— GIVEN PROBLEM —
Make an exact copy of the entries below.

[Records excerpted from a collection]
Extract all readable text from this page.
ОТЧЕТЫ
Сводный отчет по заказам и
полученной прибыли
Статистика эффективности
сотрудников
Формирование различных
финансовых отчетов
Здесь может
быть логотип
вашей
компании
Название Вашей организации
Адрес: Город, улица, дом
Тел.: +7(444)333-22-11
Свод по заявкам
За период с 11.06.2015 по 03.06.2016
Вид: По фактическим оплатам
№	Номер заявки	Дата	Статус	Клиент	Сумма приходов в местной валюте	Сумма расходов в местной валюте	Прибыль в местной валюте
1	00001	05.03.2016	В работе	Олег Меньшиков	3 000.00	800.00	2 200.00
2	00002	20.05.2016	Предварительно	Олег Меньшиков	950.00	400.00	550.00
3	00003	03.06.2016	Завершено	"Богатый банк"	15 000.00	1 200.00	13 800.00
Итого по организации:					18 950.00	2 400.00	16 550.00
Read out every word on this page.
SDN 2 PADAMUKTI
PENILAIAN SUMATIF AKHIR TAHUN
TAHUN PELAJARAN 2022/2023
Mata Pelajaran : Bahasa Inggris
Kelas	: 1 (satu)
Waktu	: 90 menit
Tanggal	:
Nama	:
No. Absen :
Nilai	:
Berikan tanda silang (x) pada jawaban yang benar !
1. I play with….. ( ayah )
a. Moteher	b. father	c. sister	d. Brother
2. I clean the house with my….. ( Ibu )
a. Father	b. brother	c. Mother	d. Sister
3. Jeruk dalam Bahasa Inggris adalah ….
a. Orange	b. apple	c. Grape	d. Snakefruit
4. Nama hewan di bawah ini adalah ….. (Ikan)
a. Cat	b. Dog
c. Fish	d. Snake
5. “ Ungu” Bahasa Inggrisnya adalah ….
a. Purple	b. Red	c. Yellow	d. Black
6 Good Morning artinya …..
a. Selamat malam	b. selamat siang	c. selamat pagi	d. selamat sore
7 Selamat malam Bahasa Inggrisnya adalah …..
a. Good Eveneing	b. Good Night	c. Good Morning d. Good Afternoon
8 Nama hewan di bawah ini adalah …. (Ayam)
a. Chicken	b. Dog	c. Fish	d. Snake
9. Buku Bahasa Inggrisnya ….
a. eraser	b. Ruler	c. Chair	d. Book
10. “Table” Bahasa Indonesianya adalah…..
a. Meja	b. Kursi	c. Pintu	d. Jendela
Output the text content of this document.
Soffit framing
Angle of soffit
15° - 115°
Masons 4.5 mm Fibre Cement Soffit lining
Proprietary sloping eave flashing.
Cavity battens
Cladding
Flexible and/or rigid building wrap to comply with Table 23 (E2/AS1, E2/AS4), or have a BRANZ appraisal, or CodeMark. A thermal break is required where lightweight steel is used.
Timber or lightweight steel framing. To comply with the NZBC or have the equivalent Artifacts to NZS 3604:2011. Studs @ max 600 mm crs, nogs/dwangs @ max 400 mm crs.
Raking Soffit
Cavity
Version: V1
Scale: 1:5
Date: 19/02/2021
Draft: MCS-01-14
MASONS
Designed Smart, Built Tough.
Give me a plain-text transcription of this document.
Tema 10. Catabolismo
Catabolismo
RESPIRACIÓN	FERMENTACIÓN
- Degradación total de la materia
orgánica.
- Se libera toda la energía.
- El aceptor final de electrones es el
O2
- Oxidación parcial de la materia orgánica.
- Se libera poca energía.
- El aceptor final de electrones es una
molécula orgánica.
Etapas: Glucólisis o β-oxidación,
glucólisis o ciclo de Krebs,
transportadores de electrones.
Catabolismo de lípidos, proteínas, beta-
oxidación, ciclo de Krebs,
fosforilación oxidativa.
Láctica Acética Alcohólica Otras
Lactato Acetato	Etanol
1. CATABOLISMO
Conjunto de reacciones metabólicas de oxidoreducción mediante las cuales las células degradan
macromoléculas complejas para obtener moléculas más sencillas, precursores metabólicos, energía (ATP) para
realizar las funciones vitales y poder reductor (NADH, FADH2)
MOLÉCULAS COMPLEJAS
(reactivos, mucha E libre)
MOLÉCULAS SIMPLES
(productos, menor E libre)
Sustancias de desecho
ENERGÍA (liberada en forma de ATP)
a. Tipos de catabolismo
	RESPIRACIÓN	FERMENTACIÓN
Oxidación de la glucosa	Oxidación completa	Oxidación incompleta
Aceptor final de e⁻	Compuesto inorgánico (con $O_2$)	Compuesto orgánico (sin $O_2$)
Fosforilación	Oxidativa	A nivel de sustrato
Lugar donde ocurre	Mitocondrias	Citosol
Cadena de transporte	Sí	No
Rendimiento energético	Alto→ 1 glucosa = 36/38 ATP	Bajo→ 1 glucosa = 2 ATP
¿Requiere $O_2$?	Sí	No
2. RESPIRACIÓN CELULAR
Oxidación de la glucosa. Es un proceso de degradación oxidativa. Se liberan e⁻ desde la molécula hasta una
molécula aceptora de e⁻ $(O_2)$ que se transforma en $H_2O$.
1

— SOLUTION —
Extract all readable text from this page.
ОТЧЕТЫ
Сводный отчет по заказам и
полученной прибыли
Статистика эффективности
сотрудников
Формирование различных
финансовых отчетов
Здесь может
быть логотип
вашей
компании
Название Вашей организации
Адрес: Город, улица, дом
Тел.: +7(444)333-22-11
Свод по заявкам
За период с 11.06.2015 по 03.06.2016
Вид: По фактическим оплатам
№	Номер заявки	Дата	Статус	Клиент	Сумма приходов в местной валюте	Сумма расходов в местной валюте	Прибыль в местной валюте
1	00001	05.03.2016	В работе	Олег Меньшиков	3 000.00	800.00	2 200.00
2	00002	20.05.2016	Предварительно	Олег Меньшиков	950.00	400.00	550.00
3	00003	03.06.2016	Завершено	"Богатый банк"	15 000.00	1 200.00	13 800.00
Итого по организации:					18 950.00	2 400.00	16 550.00
Read out every word on this page.
SDN 2 PADAMUKTI
PENILAIAN SUMATIF AKHIR TAHUN
TAHUN PELAJARAN 2022/2023
Mata Pelajaran : Bahasa Inggris
Kelas	: 1 (satu)
Waktu	: 90 menit
Tanggal	:
Nama	:
No. Absen :
Nilai	:
Berikan tanda silang (x) pada jawaban yang benar !
1. I play with….. ( ayah )
a. Moteher	b. father	c. sister	d. Brother
2. I clean the house with my….. ( Ibu )
a. Father	b. brother	c. Mother	d. Sister
3. Jeruk dalam Bahasa Inggris adalah ….
a. Orange	b. apple	c. Grape	d. Snakefruit
4. Nama hewan di bawah ini adalah ….. (Ikan)
a. Cat	b. Dog
c. Fish	d. Snake
5. “ Ungu” Bahasa Inggrisnya adalah ….
a. Purple	b. Red	c. Yellow	d. Black
6 Good Morning artinya …..
a. Selamat malam	b. selamat siang	c. selamat pagi	d. selamat sore
7 Selamat malam Bahasa Inggrisnya adalah …..
a. Good Eveneing	b. Good Night	c. Good Morning d. Good Afternoon
8 Nama hewan di bawah ini adalah …. (Ayam)
a. Chicken	b. Dog	c. Fish	d. Snake
9. Buku Bahasa Inggrisnya ….
a. eraser	b. Ruler	c. Chair	d. Book
10. “Table” Bahasa Indonesianya adalah…..
a. Meja	b. Kursi	c. Pintu	d. Jendela
Output the text content of this document.
Soffit framing
Angle of soffit
15° - 115°
Masons 4.5 mm Fibre Cement Soffit lining
Proprietary sloping eave flashing.
Cavity battens
Cladding
Flexible and/or rigid building wrap to comply with Table 23 (E2/AS1, E2/AS4), or have a BRANZ appraisal, or CodeMark. A thermal break is required where lightweight steel is used.
Timber or lightweight steel framing. To comply with the NZBC or have the equivalent Artifacts to NZS 3604:2011. Studs @ max 600 mm crs, nogs/dwangs @ max 400 mm crs.
Raking Soffit
Cavity
Version: V1
Scale: 1:5
Date: 19/02/2021
Draft: MCS-01-14
MASONS
Designed Smart, Built Tough.
Give me a plain-text transcription of this document.
Tema 10. Catabolismo
Catabolismo
RESPIRACIÓN	FERMENTACIÓN
- Degradación total de la materia
orgánica.
- Se libera toda la energía.
- El aceptor final de electrones es el
O2
- Oxidación parcial de la materia orgánica.
- Se libera poca energía.
- El aceptor final de electrones es una
molécula orgánica.
Etapas: Glucólisis o β-oxidación,
glucólisis o ciclo de Krebs,
transportadores de electrones.
Catabolismo de lípidos, proteínas, beta-
oxidación, ciclo de Krebs,
fosforilación oxidativa.
Láctica Acética Alcohólica Otras
Lactato Acetato	Etanol
1. CATABOLISMO
Conjunto de reacciones metabólicas de oxidoreducción mediante las cuales las células degradan
macromoléculas complejas para obtener moléculas más sencillas, precursores metabólicos, energía (ATP) para
realizar las funciones vitales y poder reductor (NADH, FADH2)
MOLÉCULAS COMPLEJAS
(reactivos, mucha E libre)
MOLÉCULAS SIMPLES
(productos, menor E libre)
Sustancias de desecho
ENERGÍA (liberada en forma de ATP)
a. Tipos de catabolismo
	RESPIRACIÓN	FERMENTACIÓN
Oxidación de la glucosa	Oxidación completa	Oxidación incompleta
Aceptor final de e⁻	Compuesto inorgánico (con $O_2$)	Compuesto orgánico (sin $O_2$)
Fosforilación	Oxidativa	A nivel de sustrato
Lugar donde ocurre	Mitocondrias	Citosol
Cadena de transporte	Sí	No
Rendimiento energético	Alto→ 1 glucosa = 36/38 ATP	Bajo→ 1 glucosa = 2 ATP
¿Requiere $O_2$?	Sí	No
2. RESPIRACIÓN CELULAR
Oxidación de la glucosa. Es un proceso de degradación oxidativa. Se liberan e⁻ desde la molécula hasta una
molécula aceptora de e⁻ $(O_2)$ que se transforma en $H_2O$.
1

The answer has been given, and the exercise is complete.